Records contained in a dataset:
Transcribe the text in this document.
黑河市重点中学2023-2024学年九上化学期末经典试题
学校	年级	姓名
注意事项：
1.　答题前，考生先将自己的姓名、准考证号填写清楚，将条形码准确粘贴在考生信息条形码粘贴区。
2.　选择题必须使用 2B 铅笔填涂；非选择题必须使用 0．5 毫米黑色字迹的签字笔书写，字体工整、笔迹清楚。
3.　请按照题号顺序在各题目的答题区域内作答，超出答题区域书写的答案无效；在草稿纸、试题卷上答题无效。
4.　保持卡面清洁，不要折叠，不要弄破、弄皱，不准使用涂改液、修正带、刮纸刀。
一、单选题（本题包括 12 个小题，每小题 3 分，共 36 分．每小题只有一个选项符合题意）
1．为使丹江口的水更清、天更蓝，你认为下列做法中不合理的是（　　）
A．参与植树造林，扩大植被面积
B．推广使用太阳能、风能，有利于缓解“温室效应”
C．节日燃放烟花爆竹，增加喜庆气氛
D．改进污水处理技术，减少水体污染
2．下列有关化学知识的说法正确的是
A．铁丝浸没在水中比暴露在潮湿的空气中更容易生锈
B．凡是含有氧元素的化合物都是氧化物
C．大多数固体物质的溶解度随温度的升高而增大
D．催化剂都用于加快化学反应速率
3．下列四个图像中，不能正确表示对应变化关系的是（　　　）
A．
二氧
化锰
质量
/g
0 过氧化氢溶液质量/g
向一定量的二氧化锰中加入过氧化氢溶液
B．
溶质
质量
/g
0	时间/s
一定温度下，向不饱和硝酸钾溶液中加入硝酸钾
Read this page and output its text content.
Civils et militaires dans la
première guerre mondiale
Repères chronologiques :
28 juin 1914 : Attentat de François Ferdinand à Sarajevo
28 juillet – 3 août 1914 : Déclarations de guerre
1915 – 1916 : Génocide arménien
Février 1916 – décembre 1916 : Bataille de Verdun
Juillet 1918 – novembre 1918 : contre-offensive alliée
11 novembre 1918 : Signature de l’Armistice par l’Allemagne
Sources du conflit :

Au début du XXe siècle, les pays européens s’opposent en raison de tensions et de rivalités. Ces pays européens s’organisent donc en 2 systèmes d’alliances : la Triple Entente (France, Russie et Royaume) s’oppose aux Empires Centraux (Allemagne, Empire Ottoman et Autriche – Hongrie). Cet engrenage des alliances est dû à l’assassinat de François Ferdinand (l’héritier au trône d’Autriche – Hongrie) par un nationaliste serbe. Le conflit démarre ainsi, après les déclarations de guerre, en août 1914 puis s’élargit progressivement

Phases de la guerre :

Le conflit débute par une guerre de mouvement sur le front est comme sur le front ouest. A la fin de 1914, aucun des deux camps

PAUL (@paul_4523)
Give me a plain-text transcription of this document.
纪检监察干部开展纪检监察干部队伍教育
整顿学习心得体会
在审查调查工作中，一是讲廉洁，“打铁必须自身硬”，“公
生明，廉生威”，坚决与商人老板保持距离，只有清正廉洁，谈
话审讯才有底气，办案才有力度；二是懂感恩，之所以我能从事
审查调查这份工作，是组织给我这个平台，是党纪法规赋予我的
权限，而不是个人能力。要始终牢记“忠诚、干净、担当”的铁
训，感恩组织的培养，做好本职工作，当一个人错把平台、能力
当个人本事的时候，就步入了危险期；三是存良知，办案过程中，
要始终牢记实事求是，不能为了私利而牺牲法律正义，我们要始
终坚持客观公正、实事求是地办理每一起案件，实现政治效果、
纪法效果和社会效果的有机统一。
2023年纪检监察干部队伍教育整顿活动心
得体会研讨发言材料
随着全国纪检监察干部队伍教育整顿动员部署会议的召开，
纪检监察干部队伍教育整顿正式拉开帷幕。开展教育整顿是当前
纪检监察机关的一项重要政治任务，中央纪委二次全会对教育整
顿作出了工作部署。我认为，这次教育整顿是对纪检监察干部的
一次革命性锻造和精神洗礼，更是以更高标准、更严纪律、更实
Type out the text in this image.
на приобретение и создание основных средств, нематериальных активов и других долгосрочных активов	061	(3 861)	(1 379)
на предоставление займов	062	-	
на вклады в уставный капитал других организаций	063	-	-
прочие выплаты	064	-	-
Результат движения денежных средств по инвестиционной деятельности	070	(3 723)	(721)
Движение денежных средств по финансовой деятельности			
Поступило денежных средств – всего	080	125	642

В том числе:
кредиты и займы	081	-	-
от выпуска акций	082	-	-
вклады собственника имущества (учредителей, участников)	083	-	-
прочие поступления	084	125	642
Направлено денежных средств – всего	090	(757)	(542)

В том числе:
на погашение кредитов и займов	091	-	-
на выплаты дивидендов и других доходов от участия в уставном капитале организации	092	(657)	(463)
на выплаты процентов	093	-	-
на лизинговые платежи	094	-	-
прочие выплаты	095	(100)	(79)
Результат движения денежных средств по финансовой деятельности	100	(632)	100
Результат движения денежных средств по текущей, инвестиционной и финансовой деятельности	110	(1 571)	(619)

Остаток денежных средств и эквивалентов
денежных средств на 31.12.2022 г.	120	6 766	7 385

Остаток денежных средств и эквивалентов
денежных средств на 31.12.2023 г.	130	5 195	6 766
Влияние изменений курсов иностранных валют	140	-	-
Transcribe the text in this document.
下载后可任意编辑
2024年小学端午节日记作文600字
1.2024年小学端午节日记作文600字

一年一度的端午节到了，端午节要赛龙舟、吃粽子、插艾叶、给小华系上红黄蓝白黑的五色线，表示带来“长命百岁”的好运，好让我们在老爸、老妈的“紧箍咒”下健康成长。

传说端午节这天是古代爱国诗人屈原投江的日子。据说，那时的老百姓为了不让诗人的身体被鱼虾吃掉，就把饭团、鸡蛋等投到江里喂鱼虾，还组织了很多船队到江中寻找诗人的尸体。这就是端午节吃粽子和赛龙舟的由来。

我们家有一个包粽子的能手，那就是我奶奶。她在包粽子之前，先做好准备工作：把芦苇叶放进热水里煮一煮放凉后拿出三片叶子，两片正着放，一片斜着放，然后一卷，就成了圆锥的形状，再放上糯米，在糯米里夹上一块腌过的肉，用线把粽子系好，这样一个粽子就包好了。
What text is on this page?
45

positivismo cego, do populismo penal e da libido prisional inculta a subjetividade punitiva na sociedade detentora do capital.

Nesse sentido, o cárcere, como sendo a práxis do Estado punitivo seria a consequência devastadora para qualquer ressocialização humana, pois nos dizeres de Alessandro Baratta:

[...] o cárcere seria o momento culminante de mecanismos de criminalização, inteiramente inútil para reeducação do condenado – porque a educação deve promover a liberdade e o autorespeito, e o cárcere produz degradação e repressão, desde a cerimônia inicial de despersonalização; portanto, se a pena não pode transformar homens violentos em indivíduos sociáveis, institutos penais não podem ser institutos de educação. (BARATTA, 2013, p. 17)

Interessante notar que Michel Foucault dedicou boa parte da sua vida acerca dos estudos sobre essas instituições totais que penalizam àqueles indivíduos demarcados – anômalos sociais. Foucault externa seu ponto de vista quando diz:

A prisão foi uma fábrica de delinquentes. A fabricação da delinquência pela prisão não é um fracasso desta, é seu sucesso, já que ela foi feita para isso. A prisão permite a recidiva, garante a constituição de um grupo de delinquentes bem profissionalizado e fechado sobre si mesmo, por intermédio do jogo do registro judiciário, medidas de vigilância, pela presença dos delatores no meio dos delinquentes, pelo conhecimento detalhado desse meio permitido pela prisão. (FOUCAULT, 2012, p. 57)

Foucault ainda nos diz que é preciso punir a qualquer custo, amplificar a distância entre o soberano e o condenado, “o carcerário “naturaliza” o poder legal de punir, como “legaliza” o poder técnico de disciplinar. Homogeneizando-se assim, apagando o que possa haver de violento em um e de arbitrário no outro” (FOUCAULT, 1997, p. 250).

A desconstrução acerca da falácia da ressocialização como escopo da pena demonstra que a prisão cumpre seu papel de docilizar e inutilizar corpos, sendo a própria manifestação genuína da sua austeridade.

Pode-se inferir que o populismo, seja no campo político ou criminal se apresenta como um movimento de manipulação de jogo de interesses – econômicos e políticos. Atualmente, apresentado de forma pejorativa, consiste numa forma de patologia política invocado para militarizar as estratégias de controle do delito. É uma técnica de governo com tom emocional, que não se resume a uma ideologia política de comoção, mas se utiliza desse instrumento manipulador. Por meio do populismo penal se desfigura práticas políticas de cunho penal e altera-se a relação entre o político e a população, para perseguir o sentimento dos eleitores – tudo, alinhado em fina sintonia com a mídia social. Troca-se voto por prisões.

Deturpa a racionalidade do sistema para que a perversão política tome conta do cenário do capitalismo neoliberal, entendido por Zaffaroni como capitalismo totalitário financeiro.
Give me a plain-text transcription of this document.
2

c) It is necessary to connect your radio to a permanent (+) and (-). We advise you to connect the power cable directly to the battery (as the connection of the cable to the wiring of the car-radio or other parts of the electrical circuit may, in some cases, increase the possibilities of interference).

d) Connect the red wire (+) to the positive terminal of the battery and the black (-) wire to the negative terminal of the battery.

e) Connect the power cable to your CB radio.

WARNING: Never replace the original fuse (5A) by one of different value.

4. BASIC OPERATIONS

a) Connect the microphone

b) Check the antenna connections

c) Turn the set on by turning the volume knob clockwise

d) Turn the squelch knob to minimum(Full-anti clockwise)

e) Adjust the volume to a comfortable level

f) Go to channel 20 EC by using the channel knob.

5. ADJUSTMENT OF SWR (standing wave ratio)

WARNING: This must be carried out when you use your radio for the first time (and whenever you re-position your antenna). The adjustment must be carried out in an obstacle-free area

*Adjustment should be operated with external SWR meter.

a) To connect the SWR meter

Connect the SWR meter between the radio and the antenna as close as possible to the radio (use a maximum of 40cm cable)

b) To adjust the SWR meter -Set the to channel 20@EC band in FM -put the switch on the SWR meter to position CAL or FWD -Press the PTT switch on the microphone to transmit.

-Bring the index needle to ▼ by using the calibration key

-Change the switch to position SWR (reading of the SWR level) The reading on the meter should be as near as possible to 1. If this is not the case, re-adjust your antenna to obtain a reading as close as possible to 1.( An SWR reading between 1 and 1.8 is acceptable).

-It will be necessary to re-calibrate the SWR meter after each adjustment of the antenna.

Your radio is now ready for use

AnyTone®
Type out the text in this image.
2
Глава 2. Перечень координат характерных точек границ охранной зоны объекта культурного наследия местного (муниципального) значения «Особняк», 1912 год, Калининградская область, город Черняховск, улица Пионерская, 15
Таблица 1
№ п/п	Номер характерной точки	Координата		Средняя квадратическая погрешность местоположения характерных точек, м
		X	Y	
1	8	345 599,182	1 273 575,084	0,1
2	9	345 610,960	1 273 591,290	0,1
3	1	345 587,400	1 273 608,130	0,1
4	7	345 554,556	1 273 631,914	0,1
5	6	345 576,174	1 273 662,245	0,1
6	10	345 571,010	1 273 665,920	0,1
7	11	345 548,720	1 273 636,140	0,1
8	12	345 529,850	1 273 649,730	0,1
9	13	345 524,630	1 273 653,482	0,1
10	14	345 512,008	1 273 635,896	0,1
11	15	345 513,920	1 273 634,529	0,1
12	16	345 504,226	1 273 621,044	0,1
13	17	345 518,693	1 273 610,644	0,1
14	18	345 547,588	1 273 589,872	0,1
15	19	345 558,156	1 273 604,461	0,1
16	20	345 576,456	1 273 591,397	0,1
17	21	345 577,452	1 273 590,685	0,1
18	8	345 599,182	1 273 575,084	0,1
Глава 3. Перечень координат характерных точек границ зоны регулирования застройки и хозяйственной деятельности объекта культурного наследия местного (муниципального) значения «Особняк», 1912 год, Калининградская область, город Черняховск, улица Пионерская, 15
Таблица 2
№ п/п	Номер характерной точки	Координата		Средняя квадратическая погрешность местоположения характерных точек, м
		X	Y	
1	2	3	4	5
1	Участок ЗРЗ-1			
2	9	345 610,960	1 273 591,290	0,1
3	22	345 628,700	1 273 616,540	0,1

Task to complete -
Among the lines of the data above, count those holding "volume" and state only the number.

The reply -
2